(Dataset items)

----

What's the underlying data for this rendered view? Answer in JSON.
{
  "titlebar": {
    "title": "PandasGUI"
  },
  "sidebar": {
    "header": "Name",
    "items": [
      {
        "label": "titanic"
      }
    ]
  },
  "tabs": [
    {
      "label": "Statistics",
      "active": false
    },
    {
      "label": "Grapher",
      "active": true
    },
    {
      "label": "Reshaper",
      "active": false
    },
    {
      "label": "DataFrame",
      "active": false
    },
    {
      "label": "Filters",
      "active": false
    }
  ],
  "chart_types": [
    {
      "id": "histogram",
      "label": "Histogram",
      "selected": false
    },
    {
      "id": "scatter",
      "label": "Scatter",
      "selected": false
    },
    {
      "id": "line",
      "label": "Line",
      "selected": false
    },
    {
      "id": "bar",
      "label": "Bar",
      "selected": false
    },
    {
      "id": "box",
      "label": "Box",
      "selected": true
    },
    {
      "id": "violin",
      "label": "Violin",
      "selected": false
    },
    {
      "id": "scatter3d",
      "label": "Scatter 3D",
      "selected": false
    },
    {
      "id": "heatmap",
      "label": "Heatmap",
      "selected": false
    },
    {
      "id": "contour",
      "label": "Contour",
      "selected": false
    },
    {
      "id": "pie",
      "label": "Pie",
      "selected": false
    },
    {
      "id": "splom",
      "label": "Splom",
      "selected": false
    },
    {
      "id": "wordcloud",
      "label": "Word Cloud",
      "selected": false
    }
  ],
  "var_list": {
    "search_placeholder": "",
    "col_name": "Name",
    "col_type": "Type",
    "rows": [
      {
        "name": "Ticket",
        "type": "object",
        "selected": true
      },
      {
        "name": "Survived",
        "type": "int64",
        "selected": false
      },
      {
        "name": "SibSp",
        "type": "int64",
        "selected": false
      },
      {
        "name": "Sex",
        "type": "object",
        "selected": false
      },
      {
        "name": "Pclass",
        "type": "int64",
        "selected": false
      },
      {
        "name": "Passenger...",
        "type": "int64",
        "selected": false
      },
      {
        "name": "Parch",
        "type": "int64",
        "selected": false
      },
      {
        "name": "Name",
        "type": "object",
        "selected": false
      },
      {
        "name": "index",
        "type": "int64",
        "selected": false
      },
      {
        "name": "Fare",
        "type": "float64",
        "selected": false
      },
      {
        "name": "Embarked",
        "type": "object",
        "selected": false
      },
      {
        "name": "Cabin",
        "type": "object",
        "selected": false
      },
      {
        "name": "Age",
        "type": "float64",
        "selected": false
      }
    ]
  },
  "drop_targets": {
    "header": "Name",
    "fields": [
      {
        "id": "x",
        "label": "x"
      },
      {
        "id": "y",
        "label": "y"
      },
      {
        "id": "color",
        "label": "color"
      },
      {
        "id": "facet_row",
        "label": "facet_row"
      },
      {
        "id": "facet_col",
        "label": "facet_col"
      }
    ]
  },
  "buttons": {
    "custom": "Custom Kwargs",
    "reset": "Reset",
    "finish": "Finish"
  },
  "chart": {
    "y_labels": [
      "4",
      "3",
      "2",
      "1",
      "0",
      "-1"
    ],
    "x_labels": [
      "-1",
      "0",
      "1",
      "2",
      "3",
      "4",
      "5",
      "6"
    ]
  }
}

----

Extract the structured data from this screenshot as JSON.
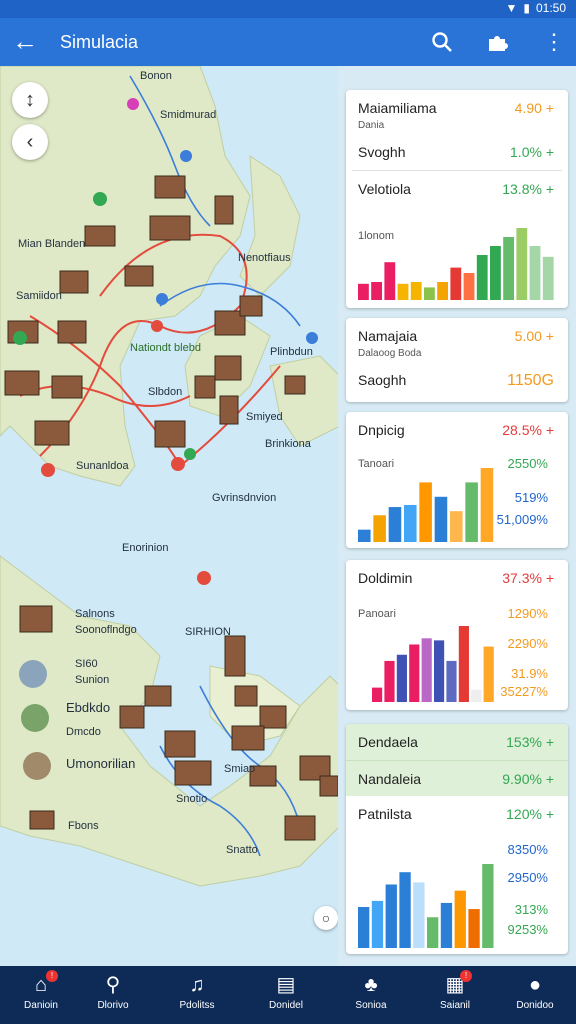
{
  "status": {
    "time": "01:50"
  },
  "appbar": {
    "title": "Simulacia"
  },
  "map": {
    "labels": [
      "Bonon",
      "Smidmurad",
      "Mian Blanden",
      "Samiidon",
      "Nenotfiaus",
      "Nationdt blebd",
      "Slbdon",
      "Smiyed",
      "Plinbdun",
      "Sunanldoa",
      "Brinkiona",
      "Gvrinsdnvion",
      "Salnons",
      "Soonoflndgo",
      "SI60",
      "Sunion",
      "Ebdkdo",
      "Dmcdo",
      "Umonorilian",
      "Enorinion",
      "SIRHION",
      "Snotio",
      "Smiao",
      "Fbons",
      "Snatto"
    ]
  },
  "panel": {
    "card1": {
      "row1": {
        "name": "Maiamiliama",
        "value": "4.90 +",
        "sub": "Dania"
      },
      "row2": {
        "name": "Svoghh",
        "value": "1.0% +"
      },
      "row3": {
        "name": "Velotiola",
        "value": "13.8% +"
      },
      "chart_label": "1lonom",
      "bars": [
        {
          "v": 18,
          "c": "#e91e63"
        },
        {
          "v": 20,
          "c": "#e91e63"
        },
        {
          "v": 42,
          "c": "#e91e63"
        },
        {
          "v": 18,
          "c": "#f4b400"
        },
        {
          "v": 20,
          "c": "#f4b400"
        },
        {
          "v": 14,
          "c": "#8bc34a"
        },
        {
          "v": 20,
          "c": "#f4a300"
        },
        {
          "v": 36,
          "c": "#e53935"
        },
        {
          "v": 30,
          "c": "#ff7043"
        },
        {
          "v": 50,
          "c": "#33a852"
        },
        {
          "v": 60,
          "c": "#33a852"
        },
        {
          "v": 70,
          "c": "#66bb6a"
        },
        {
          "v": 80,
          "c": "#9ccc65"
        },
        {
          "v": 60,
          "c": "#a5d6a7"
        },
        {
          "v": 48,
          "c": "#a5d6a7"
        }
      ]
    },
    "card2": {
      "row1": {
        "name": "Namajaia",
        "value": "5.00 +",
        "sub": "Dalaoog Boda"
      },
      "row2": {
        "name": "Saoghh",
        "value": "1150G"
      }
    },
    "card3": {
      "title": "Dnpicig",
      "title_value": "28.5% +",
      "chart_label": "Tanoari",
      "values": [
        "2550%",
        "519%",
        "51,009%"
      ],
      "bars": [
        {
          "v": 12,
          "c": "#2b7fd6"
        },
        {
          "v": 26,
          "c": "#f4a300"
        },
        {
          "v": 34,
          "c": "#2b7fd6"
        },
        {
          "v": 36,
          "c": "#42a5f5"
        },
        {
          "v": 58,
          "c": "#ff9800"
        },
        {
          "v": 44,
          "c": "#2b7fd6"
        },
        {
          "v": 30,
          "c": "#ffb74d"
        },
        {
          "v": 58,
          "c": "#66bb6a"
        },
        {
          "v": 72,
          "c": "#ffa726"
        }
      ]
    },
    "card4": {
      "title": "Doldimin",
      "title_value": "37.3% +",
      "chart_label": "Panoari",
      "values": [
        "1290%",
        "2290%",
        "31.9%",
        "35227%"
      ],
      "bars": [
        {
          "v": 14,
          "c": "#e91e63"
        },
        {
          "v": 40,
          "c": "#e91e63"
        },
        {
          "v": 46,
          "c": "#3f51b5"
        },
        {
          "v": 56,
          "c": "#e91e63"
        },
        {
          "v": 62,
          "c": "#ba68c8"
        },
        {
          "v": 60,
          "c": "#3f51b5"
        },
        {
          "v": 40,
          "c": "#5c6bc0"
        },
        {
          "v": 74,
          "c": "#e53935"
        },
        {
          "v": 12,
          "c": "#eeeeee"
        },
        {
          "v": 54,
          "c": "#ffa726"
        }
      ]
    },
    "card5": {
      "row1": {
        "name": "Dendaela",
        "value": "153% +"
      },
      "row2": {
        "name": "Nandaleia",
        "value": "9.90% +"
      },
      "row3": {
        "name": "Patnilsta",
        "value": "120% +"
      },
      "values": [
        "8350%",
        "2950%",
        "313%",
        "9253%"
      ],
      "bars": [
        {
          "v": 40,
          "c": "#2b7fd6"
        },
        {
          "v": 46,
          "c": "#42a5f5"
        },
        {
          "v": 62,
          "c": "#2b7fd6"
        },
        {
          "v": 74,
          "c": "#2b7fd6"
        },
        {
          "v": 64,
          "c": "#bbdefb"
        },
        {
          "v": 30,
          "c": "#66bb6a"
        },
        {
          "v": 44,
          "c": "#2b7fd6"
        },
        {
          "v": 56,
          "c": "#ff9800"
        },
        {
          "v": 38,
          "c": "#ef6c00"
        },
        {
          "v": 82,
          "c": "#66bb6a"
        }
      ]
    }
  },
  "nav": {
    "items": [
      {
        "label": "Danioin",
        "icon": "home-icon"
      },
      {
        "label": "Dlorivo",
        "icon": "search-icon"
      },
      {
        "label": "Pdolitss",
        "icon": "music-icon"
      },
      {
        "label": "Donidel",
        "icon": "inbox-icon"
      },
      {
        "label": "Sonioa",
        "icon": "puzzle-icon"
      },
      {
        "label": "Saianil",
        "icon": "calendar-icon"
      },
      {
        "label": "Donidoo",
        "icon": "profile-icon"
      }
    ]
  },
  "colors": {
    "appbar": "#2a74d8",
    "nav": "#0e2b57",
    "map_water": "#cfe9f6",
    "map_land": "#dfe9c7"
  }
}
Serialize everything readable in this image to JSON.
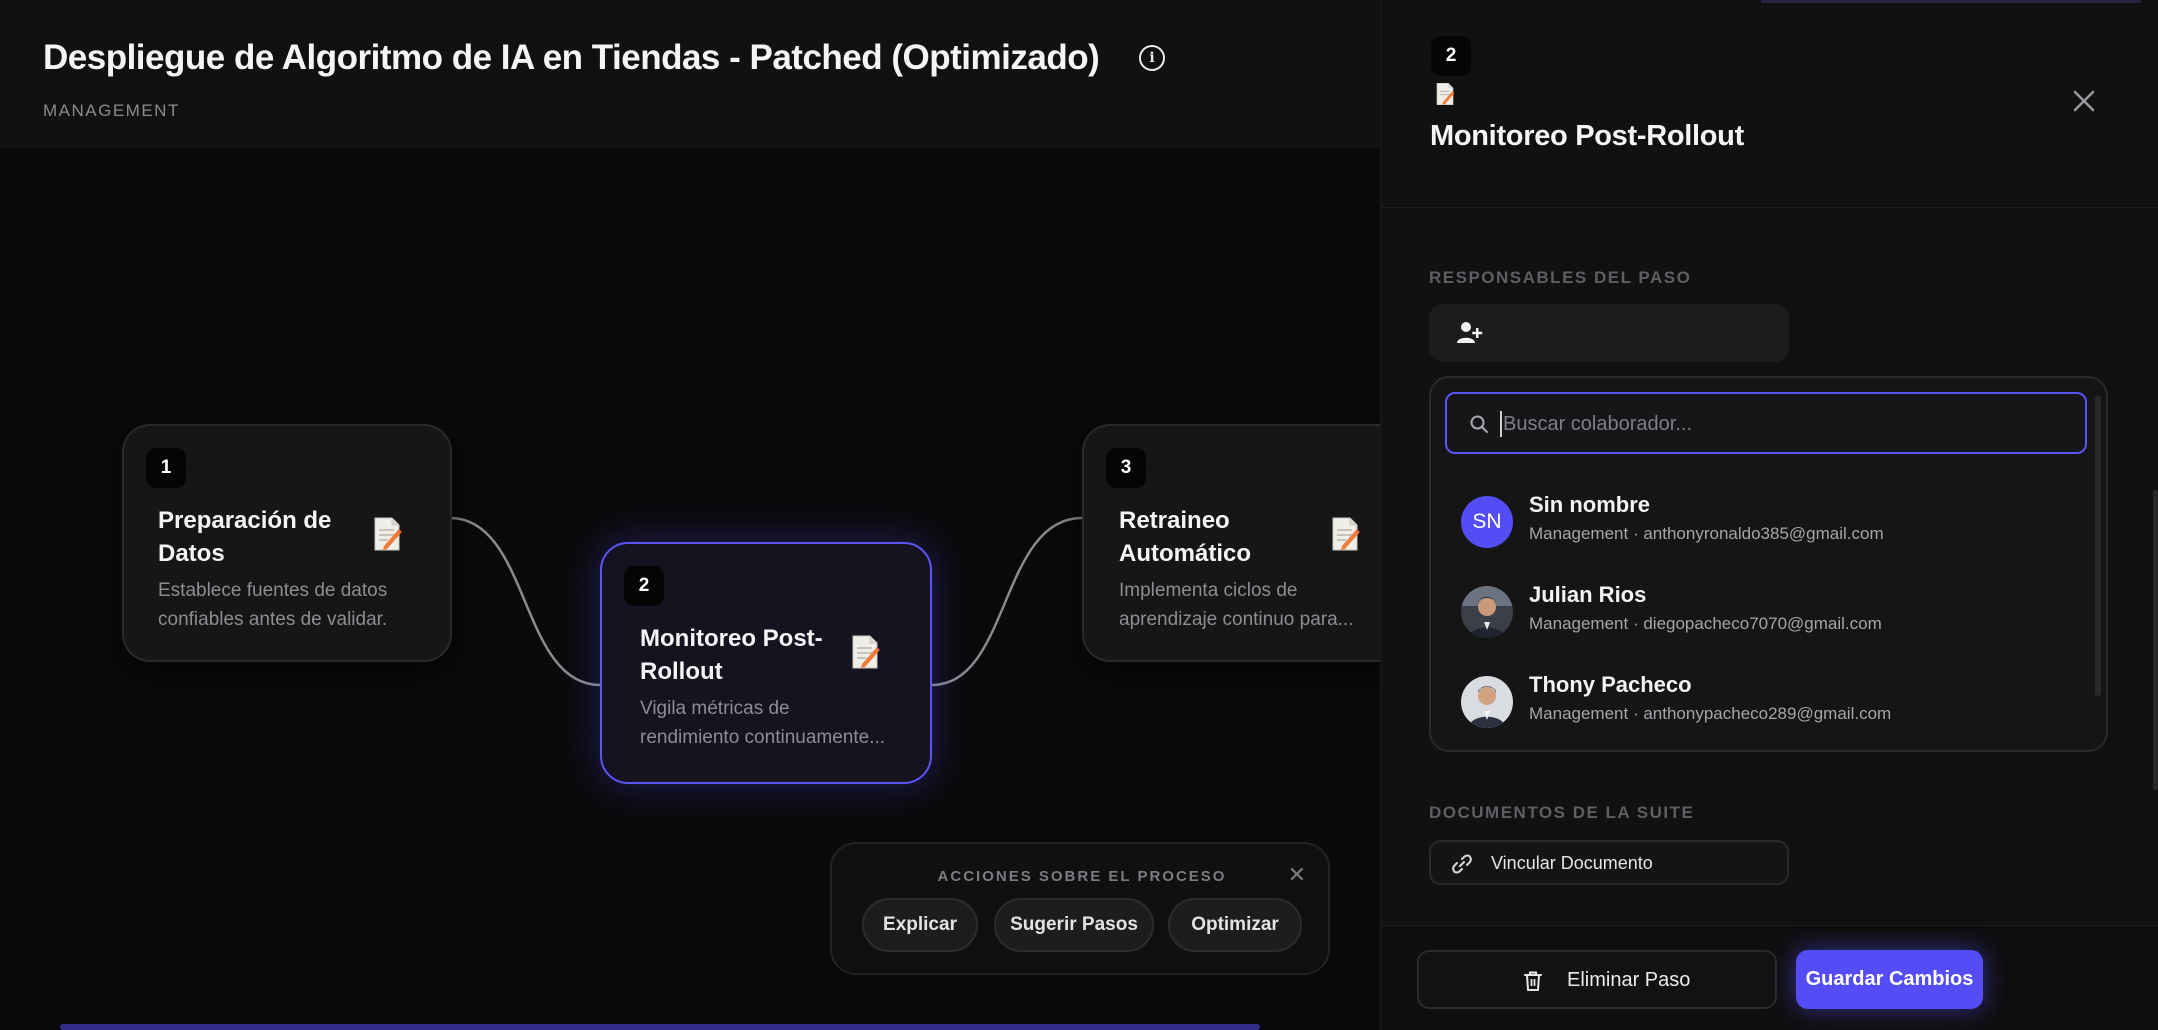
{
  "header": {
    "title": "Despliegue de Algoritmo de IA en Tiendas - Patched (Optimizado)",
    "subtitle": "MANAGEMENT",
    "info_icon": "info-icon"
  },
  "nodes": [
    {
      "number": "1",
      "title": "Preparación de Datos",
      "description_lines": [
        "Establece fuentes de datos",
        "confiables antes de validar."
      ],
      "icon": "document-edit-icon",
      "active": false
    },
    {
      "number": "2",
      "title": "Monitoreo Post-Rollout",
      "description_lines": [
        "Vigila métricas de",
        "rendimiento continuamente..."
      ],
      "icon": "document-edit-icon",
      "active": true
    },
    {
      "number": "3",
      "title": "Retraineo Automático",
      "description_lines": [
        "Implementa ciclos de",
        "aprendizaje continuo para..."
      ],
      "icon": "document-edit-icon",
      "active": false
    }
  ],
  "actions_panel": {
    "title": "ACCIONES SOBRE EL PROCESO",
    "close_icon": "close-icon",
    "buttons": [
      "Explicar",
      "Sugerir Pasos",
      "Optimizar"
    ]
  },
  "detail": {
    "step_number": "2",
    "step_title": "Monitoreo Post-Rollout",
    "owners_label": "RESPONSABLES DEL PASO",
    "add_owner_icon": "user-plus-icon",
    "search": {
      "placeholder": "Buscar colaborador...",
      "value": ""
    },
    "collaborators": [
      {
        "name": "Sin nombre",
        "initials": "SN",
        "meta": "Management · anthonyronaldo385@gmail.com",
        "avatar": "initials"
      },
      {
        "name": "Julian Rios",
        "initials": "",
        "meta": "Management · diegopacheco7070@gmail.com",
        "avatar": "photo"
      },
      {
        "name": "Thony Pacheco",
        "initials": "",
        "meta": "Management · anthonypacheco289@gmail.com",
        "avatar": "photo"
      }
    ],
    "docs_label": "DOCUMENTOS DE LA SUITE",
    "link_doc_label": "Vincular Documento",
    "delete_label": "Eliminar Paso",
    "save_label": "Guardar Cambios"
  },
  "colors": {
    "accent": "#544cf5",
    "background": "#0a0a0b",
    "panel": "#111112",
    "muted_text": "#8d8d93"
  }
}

----

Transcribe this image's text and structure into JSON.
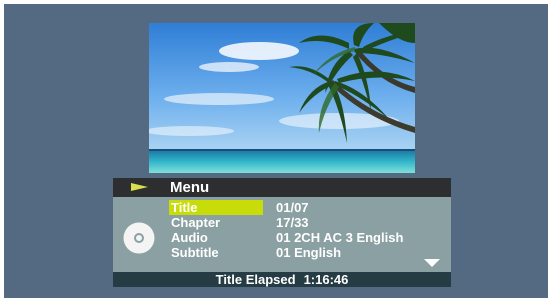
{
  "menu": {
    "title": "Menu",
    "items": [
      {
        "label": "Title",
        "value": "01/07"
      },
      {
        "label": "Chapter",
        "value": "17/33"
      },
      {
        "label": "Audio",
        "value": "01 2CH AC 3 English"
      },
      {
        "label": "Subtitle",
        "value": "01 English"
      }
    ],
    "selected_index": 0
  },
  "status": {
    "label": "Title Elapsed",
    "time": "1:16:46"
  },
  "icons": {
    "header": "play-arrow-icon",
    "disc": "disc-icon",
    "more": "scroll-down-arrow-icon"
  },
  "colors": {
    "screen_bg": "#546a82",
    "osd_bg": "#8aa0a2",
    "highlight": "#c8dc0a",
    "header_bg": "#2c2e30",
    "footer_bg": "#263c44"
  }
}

----

Do this:
Count how many lines of the listing above include "image" and report that number alone.

Right answer:
2